Records about charts and figures
════════
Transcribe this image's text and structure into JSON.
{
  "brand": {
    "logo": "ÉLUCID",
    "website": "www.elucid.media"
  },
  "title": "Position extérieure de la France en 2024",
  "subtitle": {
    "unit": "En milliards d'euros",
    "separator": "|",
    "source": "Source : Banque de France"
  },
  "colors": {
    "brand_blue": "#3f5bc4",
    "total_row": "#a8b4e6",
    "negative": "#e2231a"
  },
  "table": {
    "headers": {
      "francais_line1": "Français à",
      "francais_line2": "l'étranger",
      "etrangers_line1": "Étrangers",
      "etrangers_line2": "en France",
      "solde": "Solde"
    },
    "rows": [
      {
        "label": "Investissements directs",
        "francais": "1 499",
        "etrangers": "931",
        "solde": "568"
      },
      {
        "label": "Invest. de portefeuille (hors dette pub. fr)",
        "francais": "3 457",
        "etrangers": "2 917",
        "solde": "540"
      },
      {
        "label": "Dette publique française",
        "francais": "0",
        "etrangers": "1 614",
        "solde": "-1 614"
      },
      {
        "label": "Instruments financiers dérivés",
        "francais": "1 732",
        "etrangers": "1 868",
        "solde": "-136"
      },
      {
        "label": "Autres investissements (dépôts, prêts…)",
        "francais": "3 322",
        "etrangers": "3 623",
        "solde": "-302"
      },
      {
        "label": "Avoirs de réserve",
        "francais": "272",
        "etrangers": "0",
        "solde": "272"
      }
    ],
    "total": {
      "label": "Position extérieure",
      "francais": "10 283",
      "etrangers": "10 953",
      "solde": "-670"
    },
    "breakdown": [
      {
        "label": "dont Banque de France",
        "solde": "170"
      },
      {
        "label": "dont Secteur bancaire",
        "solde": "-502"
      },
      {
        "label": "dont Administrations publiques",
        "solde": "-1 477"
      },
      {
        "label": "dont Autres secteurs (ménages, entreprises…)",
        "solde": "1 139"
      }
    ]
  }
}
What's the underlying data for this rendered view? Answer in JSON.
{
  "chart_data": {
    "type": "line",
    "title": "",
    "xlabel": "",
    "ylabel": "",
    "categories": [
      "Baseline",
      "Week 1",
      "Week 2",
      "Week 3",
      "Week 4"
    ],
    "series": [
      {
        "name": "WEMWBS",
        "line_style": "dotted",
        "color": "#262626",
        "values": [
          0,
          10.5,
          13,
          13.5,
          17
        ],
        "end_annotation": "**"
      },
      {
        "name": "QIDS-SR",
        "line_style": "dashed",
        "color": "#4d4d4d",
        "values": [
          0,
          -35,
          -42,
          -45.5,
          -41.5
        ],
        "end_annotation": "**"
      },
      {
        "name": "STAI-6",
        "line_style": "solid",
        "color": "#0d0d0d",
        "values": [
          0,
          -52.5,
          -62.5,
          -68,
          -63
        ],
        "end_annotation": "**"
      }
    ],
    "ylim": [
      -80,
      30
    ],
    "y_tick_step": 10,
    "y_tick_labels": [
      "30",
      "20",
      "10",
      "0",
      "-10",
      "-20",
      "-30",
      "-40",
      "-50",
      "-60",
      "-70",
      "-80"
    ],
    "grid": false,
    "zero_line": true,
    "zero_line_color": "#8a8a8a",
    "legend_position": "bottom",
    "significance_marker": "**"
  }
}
════════
To be done: Examine the entries and report how many of their lines contain the string "Autres", giving no more than the number.

Solution: 2